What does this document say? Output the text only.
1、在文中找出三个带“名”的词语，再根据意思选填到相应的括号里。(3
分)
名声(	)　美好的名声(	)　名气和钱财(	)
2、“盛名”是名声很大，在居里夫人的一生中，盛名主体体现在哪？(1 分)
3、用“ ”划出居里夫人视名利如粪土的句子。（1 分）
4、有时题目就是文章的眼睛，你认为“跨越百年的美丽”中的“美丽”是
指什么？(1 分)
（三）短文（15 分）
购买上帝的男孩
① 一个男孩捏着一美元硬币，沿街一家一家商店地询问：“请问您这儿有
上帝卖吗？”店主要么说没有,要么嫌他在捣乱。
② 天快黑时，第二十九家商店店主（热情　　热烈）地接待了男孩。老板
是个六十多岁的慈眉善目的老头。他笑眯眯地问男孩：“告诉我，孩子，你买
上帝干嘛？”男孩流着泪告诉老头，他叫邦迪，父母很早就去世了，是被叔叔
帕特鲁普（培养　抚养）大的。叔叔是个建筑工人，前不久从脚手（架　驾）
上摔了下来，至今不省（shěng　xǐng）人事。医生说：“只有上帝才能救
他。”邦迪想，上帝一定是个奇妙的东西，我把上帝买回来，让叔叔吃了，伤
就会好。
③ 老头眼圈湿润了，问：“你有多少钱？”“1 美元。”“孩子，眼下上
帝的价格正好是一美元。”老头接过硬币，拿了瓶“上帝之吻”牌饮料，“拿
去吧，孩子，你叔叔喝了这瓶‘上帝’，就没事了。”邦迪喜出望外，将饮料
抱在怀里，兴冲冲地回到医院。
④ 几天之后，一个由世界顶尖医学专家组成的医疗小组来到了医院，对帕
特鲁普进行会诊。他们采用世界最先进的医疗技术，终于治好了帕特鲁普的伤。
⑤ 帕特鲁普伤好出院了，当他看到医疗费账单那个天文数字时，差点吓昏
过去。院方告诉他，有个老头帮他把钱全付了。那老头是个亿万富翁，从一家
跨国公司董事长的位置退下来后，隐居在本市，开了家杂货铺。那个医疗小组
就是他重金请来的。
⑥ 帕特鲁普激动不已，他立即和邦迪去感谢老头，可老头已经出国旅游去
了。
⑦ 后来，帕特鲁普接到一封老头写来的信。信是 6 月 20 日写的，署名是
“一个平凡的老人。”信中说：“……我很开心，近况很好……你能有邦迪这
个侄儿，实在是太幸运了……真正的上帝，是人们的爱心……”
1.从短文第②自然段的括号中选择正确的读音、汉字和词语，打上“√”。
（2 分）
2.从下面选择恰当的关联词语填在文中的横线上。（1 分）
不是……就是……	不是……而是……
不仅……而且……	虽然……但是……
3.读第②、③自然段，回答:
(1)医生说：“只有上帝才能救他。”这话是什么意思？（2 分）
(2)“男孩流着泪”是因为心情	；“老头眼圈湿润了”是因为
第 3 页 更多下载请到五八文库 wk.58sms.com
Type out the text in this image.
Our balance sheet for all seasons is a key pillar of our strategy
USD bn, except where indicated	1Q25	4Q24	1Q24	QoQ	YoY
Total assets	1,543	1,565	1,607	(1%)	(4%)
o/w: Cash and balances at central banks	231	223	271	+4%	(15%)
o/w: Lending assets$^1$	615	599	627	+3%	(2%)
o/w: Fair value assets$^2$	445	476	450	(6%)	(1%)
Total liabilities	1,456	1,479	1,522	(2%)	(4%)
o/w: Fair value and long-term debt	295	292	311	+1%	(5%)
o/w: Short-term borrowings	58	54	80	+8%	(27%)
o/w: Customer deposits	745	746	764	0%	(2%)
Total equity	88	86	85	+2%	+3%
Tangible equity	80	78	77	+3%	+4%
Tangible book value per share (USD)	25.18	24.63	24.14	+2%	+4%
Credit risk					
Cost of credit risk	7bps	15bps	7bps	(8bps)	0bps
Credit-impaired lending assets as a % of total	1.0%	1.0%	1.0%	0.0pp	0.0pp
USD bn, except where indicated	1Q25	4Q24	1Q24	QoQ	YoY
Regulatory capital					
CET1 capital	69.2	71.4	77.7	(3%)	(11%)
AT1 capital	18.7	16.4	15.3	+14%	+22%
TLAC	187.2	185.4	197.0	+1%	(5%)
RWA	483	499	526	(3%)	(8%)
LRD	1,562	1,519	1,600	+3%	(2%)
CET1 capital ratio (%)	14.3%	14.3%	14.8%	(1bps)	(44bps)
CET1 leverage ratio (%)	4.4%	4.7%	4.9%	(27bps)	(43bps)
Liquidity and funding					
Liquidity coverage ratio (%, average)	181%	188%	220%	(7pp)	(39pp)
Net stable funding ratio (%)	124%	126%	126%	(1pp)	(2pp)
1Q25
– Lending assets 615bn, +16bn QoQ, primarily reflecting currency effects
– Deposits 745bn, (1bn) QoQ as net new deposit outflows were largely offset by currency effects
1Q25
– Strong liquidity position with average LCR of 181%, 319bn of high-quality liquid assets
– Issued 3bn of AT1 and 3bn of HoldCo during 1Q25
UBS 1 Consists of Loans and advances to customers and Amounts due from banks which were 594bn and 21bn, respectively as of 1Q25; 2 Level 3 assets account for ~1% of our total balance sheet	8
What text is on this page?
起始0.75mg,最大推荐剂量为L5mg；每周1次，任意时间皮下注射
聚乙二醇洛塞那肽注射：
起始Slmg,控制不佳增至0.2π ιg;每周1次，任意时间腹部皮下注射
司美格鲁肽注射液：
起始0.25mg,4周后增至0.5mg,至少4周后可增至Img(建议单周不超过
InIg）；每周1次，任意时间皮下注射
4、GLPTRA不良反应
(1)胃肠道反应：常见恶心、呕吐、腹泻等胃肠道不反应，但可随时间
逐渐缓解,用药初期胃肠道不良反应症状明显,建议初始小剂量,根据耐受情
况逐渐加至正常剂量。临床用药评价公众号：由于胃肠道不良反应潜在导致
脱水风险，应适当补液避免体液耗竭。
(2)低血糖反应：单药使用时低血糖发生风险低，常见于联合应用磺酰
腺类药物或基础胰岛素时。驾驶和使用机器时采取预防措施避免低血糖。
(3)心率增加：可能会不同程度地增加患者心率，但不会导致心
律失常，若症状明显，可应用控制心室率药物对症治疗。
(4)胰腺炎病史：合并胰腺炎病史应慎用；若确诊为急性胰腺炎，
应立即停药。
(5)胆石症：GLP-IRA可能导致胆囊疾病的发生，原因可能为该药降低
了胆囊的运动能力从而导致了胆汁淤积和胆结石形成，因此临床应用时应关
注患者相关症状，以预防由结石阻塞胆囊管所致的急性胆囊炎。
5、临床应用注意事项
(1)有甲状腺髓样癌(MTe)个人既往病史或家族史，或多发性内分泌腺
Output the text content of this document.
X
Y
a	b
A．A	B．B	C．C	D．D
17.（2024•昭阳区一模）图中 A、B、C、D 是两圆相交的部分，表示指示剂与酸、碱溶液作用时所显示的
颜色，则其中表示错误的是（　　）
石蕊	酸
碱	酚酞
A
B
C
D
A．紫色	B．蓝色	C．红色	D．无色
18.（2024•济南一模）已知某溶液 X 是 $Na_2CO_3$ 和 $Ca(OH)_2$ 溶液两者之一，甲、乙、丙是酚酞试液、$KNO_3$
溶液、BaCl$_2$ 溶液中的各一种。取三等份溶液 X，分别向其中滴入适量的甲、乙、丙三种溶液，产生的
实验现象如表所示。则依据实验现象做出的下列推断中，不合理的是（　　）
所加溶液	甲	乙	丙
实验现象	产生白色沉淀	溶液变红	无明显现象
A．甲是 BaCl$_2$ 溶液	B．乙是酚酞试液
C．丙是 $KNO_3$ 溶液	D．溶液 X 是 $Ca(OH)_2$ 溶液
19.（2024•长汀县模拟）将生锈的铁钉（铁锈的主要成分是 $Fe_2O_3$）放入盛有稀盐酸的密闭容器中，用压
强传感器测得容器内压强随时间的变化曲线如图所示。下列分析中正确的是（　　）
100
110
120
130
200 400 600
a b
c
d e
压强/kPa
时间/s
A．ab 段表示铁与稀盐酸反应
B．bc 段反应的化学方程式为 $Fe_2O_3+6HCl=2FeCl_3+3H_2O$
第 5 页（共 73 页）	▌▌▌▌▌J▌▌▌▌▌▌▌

_ _ _ _

**Exercise brief**
Within the entries above, work out how many lines contain the word "Tangible". The number alone is the answer.

**The response**
2